> _Records shown_:
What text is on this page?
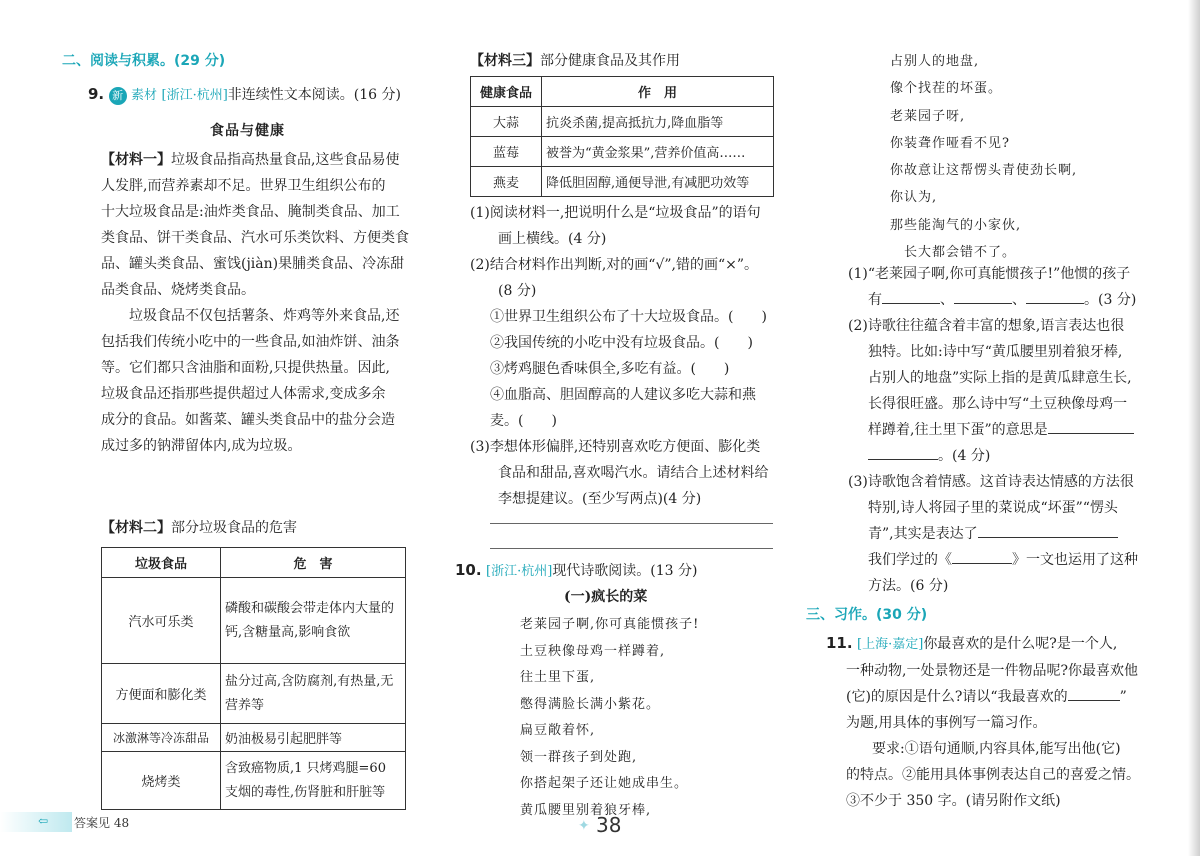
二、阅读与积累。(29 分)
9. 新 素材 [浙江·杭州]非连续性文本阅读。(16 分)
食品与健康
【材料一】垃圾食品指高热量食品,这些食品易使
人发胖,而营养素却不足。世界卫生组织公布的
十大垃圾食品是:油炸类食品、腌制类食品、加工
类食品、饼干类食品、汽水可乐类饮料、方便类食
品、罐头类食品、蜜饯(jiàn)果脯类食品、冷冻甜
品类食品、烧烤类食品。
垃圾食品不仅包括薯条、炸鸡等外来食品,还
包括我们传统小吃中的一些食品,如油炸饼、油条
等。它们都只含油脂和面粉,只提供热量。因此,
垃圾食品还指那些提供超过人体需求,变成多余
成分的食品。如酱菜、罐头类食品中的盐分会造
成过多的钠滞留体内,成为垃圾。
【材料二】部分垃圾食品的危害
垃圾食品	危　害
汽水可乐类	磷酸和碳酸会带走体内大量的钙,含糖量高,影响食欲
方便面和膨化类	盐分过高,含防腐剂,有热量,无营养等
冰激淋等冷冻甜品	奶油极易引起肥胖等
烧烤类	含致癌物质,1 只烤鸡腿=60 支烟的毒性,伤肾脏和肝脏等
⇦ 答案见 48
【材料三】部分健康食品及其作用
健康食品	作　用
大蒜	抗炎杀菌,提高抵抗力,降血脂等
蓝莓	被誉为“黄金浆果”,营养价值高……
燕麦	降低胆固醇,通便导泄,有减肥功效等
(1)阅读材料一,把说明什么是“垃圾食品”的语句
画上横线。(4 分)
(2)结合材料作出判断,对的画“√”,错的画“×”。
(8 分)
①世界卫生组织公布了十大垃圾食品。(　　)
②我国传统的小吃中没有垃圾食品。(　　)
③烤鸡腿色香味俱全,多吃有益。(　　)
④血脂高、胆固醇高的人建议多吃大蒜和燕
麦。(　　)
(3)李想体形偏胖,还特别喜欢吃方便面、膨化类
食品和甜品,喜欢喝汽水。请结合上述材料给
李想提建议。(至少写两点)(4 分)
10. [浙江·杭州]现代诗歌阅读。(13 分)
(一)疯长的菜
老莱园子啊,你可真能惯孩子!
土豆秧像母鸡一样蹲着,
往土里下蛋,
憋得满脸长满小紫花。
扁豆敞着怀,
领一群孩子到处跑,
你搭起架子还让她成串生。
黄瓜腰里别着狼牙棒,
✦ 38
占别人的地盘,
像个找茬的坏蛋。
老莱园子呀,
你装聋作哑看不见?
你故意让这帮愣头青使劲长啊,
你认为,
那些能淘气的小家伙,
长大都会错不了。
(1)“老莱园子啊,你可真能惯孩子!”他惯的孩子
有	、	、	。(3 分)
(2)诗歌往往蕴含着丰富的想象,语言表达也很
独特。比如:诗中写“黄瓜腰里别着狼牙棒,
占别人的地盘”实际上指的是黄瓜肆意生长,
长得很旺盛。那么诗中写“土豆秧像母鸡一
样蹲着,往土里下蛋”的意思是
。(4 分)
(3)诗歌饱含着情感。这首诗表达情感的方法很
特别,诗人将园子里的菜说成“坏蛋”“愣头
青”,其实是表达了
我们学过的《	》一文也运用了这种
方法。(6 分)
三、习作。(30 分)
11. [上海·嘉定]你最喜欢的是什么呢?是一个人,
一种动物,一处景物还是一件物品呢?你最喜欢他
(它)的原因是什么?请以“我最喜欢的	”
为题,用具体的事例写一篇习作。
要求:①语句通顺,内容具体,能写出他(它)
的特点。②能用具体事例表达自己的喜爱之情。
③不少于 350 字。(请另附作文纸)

---

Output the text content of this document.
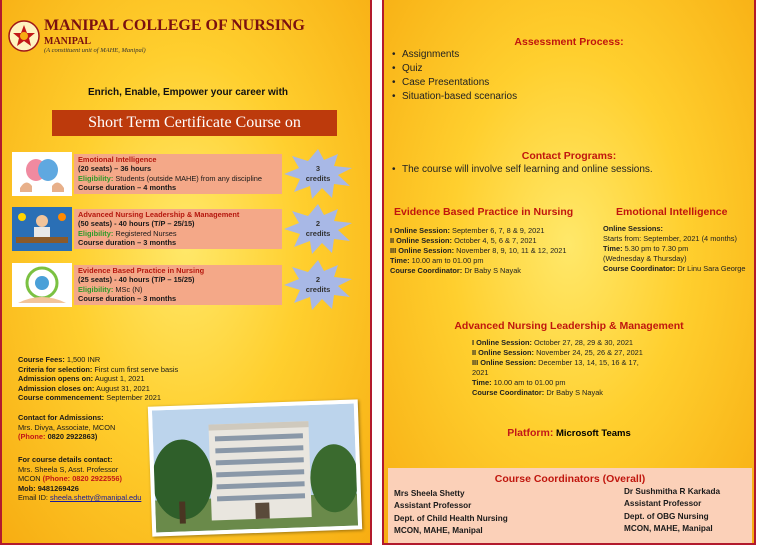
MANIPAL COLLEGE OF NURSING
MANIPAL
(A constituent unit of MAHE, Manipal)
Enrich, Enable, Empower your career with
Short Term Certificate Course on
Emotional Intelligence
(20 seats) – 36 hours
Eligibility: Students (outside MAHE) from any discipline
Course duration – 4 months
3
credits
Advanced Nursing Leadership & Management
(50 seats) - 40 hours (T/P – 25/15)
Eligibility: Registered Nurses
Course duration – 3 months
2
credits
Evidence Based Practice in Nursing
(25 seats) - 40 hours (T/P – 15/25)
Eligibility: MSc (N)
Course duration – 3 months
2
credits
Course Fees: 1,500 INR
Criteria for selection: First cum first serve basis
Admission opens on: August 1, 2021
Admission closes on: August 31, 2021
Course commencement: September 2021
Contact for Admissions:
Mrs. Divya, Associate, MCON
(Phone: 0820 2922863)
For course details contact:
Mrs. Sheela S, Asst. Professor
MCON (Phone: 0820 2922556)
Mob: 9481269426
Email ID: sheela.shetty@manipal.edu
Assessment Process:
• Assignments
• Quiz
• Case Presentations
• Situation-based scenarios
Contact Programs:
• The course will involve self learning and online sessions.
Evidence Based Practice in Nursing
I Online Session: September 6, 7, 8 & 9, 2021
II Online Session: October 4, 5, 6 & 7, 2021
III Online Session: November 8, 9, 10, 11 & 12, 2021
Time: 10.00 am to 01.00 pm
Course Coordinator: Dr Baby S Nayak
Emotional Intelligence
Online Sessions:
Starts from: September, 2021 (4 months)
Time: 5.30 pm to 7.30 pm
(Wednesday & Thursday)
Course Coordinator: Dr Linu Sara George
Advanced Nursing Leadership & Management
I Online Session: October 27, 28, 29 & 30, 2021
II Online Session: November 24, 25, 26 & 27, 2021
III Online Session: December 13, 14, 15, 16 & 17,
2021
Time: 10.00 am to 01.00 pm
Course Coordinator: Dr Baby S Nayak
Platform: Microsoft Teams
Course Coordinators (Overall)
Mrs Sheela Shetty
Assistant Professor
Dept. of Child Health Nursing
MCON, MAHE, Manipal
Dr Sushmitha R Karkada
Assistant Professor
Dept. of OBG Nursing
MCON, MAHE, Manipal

> _What this task involves_: Gather up every line from the listing above in which the word "hours" occurs.

> _Response to the task_:
(20 seats) – 36 hours
(50 seats) - 40 hours (T/P – 25/15)
(25 seats) - 40 hours (T/P – 15/25)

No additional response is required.